* TASK TO CARRY OUT
Each line holding the word "armor" counts once; give the total and nothing more.

* TASK MATERIAL
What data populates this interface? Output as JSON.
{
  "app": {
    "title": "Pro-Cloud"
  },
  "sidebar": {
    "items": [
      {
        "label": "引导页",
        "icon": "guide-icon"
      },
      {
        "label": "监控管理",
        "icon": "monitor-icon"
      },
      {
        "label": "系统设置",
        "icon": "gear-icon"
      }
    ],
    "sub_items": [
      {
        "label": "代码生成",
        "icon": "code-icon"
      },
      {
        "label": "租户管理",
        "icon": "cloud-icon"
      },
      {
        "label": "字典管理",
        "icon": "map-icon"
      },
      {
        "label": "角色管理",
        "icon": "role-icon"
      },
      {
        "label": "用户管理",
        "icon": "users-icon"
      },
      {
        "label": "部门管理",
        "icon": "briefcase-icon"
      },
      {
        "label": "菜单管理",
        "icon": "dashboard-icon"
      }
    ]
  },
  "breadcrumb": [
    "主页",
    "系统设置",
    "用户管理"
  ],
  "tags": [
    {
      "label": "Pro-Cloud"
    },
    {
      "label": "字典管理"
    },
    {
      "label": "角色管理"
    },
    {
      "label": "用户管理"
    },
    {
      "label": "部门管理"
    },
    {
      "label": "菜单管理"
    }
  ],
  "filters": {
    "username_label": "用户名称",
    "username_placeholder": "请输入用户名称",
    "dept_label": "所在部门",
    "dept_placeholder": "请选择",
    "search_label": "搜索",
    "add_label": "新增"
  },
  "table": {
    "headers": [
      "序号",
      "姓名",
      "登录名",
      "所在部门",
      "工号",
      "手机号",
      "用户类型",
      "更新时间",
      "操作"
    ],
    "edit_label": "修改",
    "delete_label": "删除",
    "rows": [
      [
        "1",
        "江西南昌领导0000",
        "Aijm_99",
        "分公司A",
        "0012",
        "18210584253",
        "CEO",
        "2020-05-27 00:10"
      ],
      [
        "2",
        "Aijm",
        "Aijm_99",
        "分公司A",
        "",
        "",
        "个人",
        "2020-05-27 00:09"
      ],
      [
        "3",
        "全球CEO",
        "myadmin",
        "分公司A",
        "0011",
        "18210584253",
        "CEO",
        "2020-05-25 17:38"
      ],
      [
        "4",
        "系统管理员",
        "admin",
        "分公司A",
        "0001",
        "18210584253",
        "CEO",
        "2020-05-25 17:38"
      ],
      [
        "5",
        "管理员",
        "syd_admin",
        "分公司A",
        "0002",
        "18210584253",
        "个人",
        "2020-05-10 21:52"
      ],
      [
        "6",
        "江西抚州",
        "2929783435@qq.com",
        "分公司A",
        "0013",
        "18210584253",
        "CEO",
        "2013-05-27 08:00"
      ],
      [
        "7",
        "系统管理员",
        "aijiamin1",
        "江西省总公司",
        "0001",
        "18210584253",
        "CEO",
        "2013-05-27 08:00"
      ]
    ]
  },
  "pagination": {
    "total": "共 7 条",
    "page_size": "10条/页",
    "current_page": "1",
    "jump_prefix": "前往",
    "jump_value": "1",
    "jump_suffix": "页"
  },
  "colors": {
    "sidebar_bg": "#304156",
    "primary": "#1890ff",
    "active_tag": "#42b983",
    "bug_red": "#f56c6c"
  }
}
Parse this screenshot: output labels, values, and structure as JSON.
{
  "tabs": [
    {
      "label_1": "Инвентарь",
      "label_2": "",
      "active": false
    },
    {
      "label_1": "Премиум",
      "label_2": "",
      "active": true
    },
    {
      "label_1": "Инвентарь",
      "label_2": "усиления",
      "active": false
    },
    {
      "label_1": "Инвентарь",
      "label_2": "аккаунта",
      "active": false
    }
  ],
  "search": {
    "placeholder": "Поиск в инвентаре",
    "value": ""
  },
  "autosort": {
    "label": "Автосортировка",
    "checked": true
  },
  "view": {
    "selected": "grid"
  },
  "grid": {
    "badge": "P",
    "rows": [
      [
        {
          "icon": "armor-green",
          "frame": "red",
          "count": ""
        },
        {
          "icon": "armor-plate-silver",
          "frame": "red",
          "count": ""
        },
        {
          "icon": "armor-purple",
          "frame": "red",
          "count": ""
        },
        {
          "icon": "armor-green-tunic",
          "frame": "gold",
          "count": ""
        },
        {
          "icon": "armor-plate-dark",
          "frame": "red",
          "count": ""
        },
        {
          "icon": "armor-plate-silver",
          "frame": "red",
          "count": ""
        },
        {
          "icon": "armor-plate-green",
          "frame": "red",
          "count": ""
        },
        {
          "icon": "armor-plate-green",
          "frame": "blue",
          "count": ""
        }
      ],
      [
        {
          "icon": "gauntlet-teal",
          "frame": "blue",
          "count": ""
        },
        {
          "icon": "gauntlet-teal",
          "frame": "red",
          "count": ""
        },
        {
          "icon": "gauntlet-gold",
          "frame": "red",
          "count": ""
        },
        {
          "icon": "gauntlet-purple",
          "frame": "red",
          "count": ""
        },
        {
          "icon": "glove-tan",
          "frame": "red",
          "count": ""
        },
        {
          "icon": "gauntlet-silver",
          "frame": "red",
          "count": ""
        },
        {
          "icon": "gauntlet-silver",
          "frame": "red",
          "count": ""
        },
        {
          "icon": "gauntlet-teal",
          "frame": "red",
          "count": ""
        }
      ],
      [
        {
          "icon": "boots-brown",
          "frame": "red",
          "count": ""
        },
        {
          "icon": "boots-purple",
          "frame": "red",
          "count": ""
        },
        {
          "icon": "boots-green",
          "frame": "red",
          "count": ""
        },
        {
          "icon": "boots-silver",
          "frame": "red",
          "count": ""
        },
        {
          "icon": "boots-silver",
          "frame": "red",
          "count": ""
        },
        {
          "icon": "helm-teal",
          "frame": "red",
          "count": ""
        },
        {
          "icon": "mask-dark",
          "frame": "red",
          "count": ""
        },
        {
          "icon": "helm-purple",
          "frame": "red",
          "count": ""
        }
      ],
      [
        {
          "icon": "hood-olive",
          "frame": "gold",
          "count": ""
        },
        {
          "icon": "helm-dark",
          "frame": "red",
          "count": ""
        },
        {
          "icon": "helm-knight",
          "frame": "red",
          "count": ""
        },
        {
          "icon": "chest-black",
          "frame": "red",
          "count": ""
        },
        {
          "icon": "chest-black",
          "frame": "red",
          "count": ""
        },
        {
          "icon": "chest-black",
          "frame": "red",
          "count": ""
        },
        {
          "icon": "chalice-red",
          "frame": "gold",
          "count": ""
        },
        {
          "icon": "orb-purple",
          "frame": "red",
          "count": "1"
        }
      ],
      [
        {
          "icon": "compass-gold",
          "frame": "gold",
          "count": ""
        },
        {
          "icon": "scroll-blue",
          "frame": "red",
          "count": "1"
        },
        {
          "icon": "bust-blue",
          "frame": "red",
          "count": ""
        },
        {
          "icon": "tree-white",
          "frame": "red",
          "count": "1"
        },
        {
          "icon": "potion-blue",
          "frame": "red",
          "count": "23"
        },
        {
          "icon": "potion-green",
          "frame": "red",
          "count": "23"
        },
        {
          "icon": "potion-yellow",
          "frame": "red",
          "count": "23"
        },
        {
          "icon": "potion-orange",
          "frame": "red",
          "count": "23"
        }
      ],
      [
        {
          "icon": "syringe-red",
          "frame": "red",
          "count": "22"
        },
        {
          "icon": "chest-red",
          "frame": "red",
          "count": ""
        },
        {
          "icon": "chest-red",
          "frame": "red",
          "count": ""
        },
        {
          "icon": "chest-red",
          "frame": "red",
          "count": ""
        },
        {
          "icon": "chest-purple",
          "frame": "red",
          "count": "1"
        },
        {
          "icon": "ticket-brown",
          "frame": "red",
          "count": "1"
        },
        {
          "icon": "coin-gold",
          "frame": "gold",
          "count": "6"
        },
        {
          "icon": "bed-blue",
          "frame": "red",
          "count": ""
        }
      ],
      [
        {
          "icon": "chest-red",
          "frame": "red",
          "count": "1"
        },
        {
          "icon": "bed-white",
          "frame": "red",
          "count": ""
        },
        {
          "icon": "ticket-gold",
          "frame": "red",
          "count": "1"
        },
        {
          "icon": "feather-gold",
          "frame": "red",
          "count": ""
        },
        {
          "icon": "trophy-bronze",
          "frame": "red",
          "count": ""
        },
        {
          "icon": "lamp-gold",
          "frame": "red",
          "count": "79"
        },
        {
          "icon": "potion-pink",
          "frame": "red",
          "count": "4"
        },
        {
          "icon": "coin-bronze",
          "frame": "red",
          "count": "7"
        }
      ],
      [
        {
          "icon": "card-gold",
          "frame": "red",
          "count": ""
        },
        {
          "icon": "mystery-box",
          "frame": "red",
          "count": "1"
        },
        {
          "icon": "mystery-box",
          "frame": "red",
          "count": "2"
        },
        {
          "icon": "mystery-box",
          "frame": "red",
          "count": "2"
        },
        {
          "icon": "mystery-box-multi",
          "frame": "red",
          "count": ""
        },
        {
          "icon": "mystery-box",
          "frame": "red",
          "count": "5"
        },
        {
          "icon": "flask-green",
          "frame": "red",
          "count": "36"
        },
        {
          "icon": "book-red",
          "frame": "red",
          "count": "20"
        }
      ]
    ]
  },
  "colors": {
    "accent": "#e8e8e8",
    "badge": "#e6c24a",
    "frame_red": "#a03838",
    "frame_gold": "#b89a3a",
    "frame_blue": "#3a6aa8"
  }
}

* WRITTEN ANSWER
8